DIRECTIONS: Repeat everything in the material exactly.

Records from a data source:
* Start *

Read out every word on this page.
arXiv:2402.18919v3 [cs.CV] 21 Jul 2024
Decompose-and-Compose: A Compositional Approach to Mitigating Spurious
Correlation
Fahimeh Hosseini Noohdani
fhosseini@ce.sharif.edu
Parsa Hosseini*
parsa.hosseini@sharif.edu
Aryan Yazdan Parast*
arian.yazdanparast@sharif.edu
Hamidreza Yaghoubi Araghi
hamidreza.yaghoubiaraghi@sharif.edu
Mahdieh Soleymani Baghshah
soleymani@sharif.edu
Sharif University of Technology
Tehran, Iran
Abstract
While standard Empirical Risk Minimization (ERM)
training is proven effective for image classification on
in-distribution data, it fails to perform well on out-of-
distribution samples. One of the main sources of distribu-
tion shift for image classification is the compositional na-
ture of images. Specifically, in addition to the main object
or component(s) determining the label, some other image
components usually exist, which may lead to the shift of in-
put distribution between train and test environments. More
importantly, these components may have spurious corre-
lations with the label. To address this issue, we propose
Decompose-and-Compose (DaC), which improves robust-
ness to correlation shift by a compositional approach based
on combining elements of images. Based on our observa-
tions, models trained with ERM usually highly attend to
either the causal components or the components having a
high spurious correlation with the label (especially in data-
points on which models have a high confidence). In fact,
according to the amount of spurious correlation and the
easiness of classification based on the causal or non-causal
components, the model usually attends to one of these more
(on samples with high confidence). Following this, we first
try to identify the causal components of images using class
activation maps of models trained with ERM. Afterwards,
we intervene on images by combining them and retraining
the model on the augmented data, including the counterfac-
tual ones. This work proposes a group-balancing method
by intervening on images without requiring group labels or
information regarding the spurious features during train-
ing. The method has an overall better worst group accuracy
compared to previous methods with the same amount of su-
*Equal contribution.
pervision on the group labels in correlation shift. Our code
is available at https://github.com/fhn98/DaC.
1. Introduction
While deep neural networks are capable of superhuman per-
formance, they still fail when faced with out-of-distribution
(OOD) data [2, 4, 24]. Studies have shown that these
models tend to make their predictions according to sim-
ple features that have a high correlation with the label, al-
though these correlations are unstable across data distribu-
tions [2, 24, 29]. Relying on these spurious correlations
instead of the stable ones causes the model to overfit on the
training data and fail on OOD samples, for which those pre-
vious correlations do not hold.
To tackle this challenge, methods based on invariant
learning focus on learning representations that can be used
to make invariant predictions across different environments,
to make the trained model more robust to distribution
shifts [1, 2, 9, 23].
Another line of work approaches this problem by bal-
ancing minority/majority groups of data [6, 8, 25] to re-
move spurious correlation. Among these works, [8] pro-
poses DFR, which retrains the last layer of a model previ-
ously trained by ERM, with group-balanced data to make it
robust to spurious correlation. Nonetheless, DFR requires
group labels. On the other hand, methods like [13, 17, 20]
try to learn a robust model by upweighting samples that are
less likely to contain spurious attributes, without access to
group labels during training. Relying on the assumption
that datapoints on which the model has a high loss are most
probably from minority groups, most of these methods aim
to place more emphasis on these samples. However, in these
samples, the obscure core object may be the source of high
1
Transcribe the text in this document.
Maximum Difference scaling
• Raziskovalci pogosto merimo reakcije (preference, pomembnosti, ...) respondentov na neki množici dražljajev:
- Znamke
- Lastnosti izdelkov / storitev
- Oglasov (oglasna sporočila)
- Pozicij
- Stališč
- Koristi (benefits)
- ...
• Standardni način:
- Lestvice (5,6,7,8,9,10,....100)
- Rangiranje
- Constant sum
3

* End *

SOLUTION FOR THIS PROBLEM:
Read out every word on this page.
arXiv:2402.18919v3 [cs.CV] 21 Jul 2024
Decompose-and-Compose: A Compositional Approach to Mitigating Spurious
Correlation
Fahimeh Hosseini Noohdani
fhosseini@ce.sharif.edu
Parsa Hosseini*
parsa.hosseini@sharif.edu
Aryan Yazdan Parast*
arian.yazdanparast@sharif.edu
Hamidreza Yaghoubi Araghi
hamidreza.yaghoubiaraghi@sharif.edu
Mahdieh Soleymani Baghshah
soleymani@sharif.edu
Sharif University of Technology
Tehran, Iran
Abstract
While standard Empirical Risk Minimization (ERM)
training is proven effective for image classification on
in-distribution data, it fails to perform well on out-of-
distribution samples. One of the main sources of distribu-
tion shift for image classification is the compositional na-
ture of images. Specifically, in addition to the main object
or component(s) determining the label, some other image
components usually exist, which may lead to the shift of in-
put distribution between train and test environments. More
importantly, these components may have spurious corre-
lations with the label. To address this issue, we propose
Decompose-and-Compose (DaC), which improves robust-
ness to correlation shift by a compositional approach based
on combining elements of images. Based on our observa-
tions, models trained with ERM usually highly attend to
either the causal components or the components having a
high spurious correlation with the label (especially in data-
points on which models have a high confidence). In fact,
according to the amount of spurious correlation and the
easiness of classification based on the causal or non-causal
components, the model usually attends to one of these more
(on samples with high confidence). Following this, we first
try to identify the causal components of images using class
activation maps of models trained with ERM. Afterwards,
we intervene on images by combining them and retraining
the model on the augmented data, including the counterfac-
tual ones. This work proposes a group-balancing method
by intervening on images without requiring group labels or
information regarding the spurious features during train-
ing. The method has an overall better worst group accuracy
compared to previous methods with the same amount of su-
*Equal contribution.
pervision on the group labels in correlation shift. Our code
is available at https://github.com/fhn98/DaC.
1. Introduction
While deep neural networks are capable of superhuman per-
formance, they still fail when faced with out-of-distribution
(OOD) data [2, 4, 24]. Studies have shown that these
models tend to make their predictions according to sim-
ple features that have a high correlation with the label, al-
though these correlations are unstable across data distribu-
tions [2, 24, 29]. Relying on these spurious correlations
instead of the stable ones causes the model to overfit on the
training data and fail on OOD samples, for which those pre-
vious correlations do not hold.
To tackle this challenge, methods based on invariant
learning focus on learning representations that can be used
to make invariant predictions across different environments,
to make the trained model more robust to distribution
shifts [1, 2, 9, 23].
Another line of work approaches this problem by bal-
ancing minority/majority groups of data [6, 8, 25] to re-
move spurious correlation. Among these works, [8] pro-
poses DFR, which retrains the last layer of a model previ-
ously trained by ERM, with group-balanced data to make it
robust to spurious correlation. Nonetheless, DFR requires
group labels. On the other hand, methods like [13, 17, 20]
try to learn a robust model by upweighting samples that are
less likely to contain spurious attributes, without access to
group labels during training. Relying on the assumption
that datapoints on which the model has a high loss are most
probably from minority groups, most of these methods aim
to place more emphasis on these samples. However, in these
samples, the obscure core object may be the source of high
1
Transcribe the text in this document.
Maximum Difference scaling
• Raziskovalci pogosto merimo reakcije (preference, pomembnosti, ...) respondentov na neki množici dražljajev:
- Znamke
- Lastnosti izdelkov / storitev
- Oglasov (oglasna sporočila)
- Pozicij
- Stališč
- Koristi (benefits)
- ...
• Standardni način:
- Lestvice (5,6,7,8,9,10,....100)
- Rangiranje
- Constant sum
3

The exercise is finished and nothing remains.